_Work request_.
Once the pictures are set aside, transcribe each line of the data exactly.

(Transcript entries for document pages)
=-=-=

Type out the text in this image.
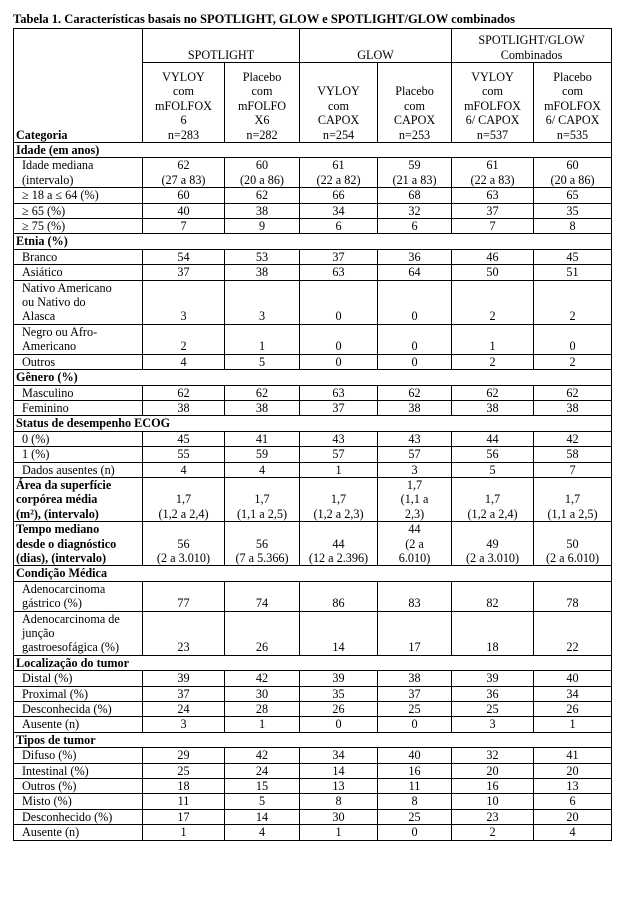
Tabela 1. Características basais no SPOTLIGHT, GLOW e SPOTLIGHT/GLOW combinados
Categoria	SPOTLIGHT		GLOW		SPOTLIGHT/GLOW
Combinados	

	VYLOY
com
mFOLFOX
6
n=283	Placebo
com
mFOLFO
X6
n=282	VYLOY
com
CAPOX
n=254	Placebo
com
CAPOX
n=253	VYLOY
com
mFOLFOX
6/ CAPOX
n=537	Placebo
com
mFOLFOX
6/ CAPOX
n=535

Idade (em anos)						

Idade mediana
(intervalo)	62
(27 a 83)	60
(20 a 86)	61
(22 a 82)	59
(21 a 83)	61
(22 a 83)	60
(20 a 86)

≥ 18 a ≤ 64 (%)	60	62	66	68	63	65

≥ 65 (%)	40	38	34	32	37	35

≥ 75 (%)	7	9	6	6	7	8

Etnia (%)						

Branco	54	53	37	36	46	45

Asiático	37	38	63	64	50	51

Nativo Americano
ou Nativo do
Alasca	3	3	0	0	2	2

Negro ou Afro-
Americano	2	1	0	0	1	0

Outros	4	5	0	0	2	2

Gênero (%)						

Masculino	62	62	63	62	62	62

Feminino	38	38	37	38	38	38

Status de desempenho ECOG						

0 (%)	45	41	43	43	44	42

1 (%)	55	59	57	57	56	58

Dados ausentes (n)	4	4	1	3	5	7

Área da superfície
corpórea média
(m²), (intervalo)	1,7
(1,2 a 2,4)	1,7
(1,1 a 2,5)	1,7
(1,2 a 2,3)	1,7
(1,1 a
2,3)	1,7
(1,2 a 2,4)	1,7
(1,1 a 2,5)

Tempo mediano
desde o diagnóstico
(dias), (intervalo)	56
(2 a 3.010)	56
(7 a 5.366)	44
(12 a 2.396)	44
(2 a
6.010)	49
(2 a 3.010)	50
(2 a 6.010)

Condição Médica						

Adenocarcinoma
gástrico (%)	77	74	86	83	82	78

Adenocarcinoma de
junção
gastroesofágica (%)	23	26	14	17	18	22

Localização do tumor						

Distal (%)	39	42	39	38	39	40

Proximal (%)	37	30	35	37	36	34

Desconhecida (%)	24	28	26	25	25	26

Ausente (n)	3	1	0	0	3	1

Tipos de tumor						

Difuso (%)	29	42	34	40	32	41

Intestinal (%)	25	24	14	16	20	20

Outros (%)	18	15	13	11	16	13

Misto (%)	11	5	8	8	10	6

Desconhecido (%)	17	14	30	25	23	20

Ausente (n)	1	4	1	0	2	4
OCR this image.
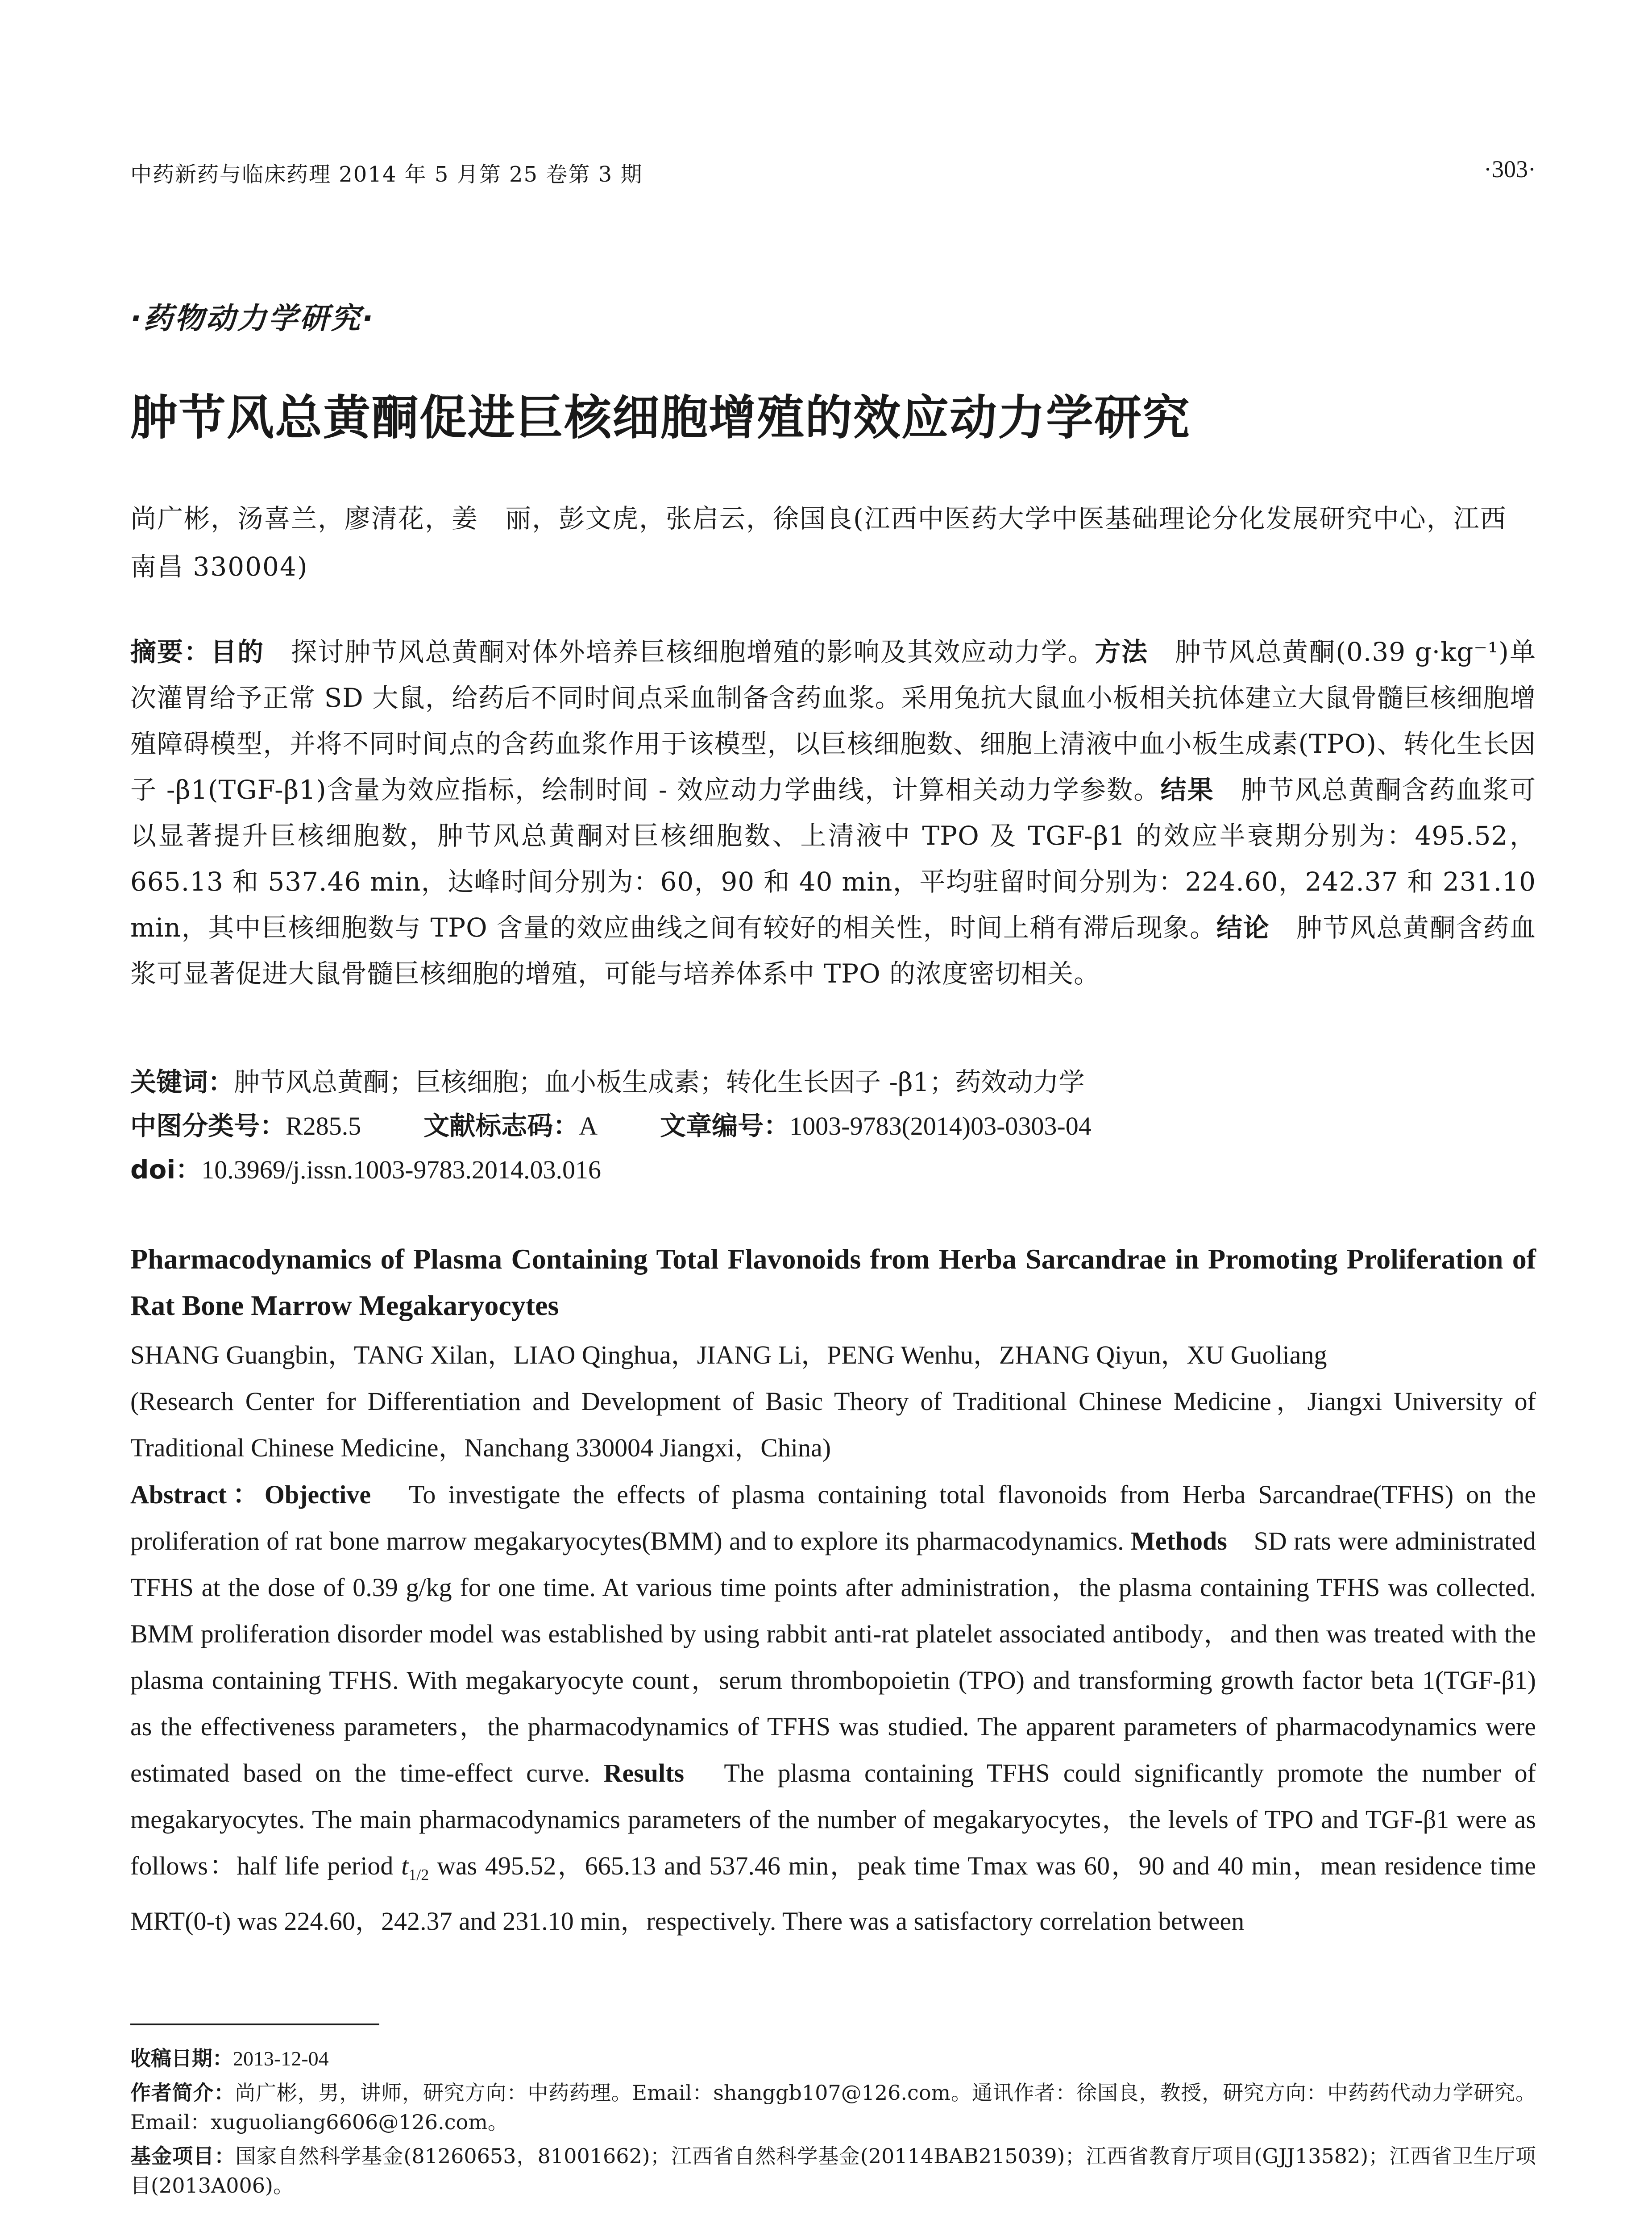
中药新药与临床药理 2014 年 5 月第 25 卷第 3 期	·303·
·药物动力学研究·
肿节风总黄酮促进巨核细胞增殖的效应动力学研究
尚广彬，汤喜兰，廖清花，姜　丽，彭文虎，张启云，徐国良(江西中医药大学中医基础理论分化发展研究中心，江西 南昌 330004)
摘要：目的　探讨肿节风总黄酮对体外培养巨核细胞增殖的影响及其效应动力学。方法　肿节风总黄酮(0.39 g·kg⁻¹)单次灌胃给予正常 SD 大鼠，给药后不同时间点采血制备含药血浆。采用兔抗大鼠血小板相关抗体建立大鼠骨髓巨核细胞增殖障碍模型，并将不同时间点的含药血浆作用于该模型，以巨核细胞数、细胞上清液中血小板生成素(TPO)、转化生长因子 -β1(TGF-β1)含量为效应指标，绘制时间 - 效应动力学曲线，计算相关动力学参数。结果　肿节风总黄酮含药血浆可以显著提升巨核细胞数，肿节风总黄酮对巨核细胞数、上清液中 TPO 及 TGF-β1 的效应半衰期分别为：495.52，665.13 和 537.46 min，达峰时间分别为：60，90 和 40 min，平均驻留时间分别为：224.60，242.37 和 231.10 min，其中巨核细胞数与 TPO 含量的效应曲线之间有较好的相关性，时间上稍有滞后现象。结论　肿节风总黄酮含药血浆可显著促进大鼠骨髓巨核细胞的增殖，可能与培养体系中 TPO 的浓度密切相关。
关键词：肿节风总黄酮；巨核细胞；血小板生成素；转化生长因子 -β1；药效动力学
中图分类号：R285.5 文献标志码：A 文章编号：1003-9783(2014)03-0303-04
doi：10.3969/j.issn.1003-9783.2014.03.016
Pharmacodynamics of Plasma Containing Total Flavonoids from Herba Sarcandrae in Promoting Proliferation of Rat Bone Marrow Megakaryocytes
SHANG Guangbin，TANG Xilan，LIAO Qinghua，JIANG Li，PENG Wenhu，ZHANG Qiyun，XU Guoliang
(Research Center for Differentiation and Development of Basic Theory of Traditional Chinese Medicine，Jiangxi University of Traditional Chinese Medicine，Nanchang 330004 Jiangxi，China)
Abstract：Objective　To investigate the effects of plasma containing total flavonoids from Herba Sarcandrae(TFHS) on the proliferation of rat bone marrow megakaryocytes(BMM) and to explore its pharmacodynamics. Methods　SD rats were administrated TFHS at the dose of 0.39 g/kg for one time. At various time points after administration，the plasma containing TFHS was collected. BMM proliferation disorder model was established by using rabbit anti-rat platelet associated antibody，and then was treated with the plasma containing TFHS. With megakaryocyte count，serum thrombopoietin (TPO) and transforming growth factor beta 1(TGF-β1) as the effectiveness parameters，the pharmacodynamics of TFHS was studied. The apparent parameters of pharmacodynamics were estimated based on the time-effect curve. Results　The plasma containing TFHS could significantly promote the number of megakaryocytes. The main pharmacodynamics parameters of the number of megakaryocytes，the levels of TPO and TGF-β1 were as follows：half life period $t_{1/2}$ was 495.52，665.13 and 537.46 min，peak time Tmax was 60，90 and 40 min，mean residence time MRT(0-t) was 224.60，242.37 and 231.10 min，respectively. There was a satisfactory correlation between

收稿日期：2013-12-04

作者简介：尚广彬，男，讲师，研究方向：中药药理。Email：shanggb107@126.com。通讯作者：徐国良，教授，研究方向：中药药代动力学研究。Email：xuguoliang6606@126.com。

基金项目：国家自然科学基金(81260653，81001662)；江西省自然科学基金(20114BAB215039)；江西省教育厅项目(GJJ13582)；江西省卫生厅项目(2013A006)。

=-=-=

_Written solution_.
Type out the text in this image.
Tabela 1. Características basais no SPOTLIGHT, GLOW e SPOTLIGHT/GLOW combinados
Categoria	SPOTLIGHT		GLOW		SPOTLIGHT/GLOW
Combinados	

	VYLOY
com
mFOLFOX
6
n=283	Placebo
com
mFOLFO
X6
n=282	VYLOY
com
CAPOX
n=254	Placebo
com
CAPOX
n=253	VYLOY
com
mFOLFOX
6/ CAPOX
n=537	Placebo
com
mFOLFOX
6/ CAPOX
n=535

Idade (em anos)						

Idade mediana
(intervalo)	62
(27 a 83)	60
(20 a 86)	61
(22 a 82)	59
(21 a 83)	61
(22 a 83)	60
(20 a 86)

≥ 18 a ≤ 64 (%)	60	62	66	68	63	65

≥ 65 (%)	40	38	34	32	37	35

≥ 75 (%)	7	9	6	6	7	8

Etnia (%)						

Branco	54	53	37	36	46	45

Asiático	37	38	63	64	50	51

Nativo Americano
ou Nativo do
Alasca	3	3	0	0	2	2

Negro ou Afro-
Americano	2	1	0	0	1	0

Outros	4	5	0	0	2	2

Gênero (%)						

Masculino	62	62	63	62	62	62

Feminino	38	38	37	38	38	38

Status de desempenho ECOG						

0 (%)	45	41	43	43	44	42

1 (%)	55	59	57	57	56	58

Dados ausentes (n)	4	4	1	3	5	7

Área da superfície
corpórea média
(m²), (intervalo)	1,7
(1,2 a 2,4)	1,7
(1,1 a 2,5)	1,7
(1,2 a 2,3)	1,7
(1,1 a
2,3)	1,7
(1,2 a 2,4)	1,7
(1,1 a 2,5)

Tempo mediano
desde o diagnóstico
(dias), (intervalo)	56
(2 a 3.010)	56
(7 a 5.366)	44
(12 a 2.396)	44
(2 a
6.010)	49
(2 a 3.010)	50
(2 a 6.010)

Condição Médica						

Adenocarcinoma
gástrico (%)	77	74	86	83	82	78

Adenocarcinoma de
junção
gastroesofágica (%)	23	26	14	17	18	22

Localização do tumor						

Distal (%)	39	42	39	38	39	40

Proximal (%)	37	30	35	37	36	34

Desconhecida (%)	24	28	26	25	25	26

Ausente (n)	3	1	0	0	3	1

Tipos de tumor						

Difuso (%)	29	42	34	40	32	41

Intestinal (%)	25	24	14	16	20	20

Outros (%)	18	15	13	11	16	13

Misto (%)	11	5	8	8	10	6

Desconhecido (%)	17	14	30	25	23	20

Ausente (n)	1	4	1	0	2	4
OCR this image.
中药新药与临床药理 2014 年 5 月第 25 卷第 3 期	·303·
·药物动力学研究·
肿节风总黄酮促进巨核细胞增殖的效应动力学研究
尚广彬，汤喜兰，廖清花，姜　丽，彭文虎，张启云，徐国良(江西中医药大学中医基础理论分化发展研究中心，江西 南昌 330004)
摘要：目的　探讨肿节风总黄酮对体外培养巨核细胞增殖的影响及其效应动力学。方法　肿节风总黄酮(0.39 g·kg⁻¹)单次灌胃给予正常 SD 大鼠，给药后不同时间点采血制备含药血浆。采用兔抗大鼠血小板相关抗体建立大鼠骨髓巨核细胞增殖障碍模型，并将不同时间点的含药血浆作用于该模型，以巨核细胞数、细胞上清液中血小板生成素(TPO)、转化生长因子 -β1(TGF-β1)含量为效应指标，绘制时间 - 效应动力学曲线，计算相关动力学参数。结果　肿节风总黄酮含药血浆可以显著提升巨核细胞数，肿节风总黄酮对巨核细胞数、上清液中 TPO 及 TGF-β1 的效应半衰期分别为：495.52，665.13 和 537.46 min，达峰时间分别为：60，90 和 40 min，平均驻留时间分别为：224.60，242.37 和 231.10 min，其中巨核细胞数与 TPO 含量的效应曲线之间有较好的相关性，时间上稍有滞后现象。结论　肿节风总黄酮含药血浆可显著促进大鼠骨髓巨核细胞的增殖，可能与培养体系中 TPO 的浓度密切相关。
关键词：肿节风总黄酮；巨核细胞；血小板生成素；转化生长因子 -β1；药效动力学
中图分类号：R285.5 文献标志码：A 文章编号：1003-9783(2014)03-0303-04
doi：10.3969/j.issn.1003-9783.2014.03.016
Pharmacodynamics of Plasma Containing Total Flavonoids from Herba Sarcandrae in Promoting Proliferation of Rat Bone Marrow Megakaryocytes
SHANG Guangbin，TANG Xilan，LIAO Qinghua，JIANG Li，PENG Wenhu，ZHANG Qiyun，XU Guoliang
(Research Center for Differentiation and Development of Basic Theory of Traditional Chinese Medicine，Jiangxi University of Traditional Chinese Medicine，Nanchang 330004 Jiangxi，China)
Abstract：Objective　To investigate the effects of plasma containing total flavonoids from Herba Sarcandrae(TFHS) on the proliferation of rat bone marrow megakaryocytes(BMM) and to explore its pharmacodynamics. Methods　SD rats were administrated TFHS at the dose of 0.39 g/kg for one time. At various time points after administration，the plasma containing TFHS was collected. BMM proliferation disorder model was established by using rabbit anti-rat platelet associated antibody，and then was treated with the plasma containing TFHS. With megakaryocyte count，serum thrombopoietin (TPO) and transforming growth factor beta 1(TGF-β1) as the effectiveness parameters，the pharmacodynamics of TFHS was studied. The apparent parameters of pharmacodynamics were estimated based on the time-effect curve. Results　The plasma containing TFHS could significantly promote the number of megakaryocytes. The main pharmacodynamics parameters of the number of megakaryocytes，the levels of TPO and TGF-β1 were as follows：half life period $t_{1/2}$ was 495.52，665.13 and 537.46 min，peak time Tmax was 60，90 and 40 min，mean residence time MRT(0-t) was 224.60，242.37 and 231.10 min，respectively. There was a satisfactory correlation between

收稿日期：2013-12-04

作者简介：尚广彬，男，讲师，研究方向：中药药理。Email：shanggb107@126.com。通讯作者：徐国良，教授，研究方向：中药药代动力学研究。Email：xuguoliang6606@126.com。

基金项目：国家自然科学基金(81260653，81001662)；江西省自然科学基金(20114BAB215039)；江西省教育厅项目(GJJ13582)；江西省卫生厅项目(2013A006)。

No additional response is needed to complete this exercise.